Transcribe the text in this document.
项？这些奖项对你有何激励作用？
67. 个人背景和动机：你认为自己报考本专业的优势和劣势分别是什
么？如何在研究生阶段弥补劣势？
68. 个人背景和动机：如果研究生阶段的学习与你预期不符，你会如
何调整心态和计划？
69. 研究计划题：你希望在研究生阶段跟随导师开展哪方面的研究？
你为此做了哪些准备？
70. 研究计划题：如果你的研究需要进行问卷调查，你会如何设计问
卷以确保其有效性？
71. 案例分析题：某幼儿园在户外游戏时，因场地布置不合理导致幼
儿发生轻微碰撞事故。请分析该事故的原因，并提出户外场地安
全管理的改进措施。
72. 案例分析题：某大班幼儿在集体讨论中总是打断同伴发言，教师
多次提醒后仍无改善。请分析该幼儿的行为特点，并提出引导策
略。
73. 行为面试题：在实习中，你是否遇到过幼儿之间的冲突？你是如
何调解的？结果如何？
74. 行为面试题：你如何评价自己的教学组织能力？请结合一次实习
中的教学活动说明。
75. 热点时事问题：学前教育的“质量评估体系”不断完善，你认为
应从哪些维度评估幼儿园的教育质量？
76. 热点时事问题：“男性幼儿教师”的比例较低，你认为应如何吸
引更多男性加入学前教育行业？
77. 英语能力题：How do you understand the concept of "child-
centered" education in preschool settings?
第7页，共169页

-*-*-

What is needed> Output the listing above exactly as it appears.

Exercise output>
Transcribe the text in this document.
项？这些奖项对你有何激励作用？
67. 个人背景和动机：你认为自己报考本专业的优势和劣势分别是什
么？如何在研究生阶段弥补劣势？
68. 个人背景和动机：如果研究生阶段的学习与你预期不符，你会如
何调整心态和计划？
69. 研究计划题：你希望在研究生阶段跟随导师开展哪方面的研究？
你为此做了哪些准备？
70. 研究计划题：如果你的研究需要进行问卷调查，你会如何设计问
卷以确保其有效性？
71. 案例分析题：某幼儿园在户外游戏时，因场地布置不合理导致幼
儿发生轻微碰撞事故。请分析该事故的原因，并提出户外场地安
全管理的改进措施。
72. 案例分析题：某大班幼儿在集体讨论中总是打断同伴发言，教师
多次提醒后仍无改善。请分析该幼儿的行为特点，并提出引导策
略。
73. 行为面试题：在实习中，你是否遇到过幼儿之间的冲突？你是如
何调解的？结果如何？
74. 行为面试题：你如何评价自己的教学组织能力？请结合一次实习
中的教学活动说明。
75. 热点时事问题：学前教育的“质量评估体系”不断完善，你认为
应从哪些维度评估幼儿园的教育质量？
76. 热点时事问题：“男性幼儿教师”的比例较低，你认为应如何吸
引更多男性加入学前教育行业？
77. 英语能力题：How do you understand the concept of "child-
centered" education in preschool settings?
第7页，共169页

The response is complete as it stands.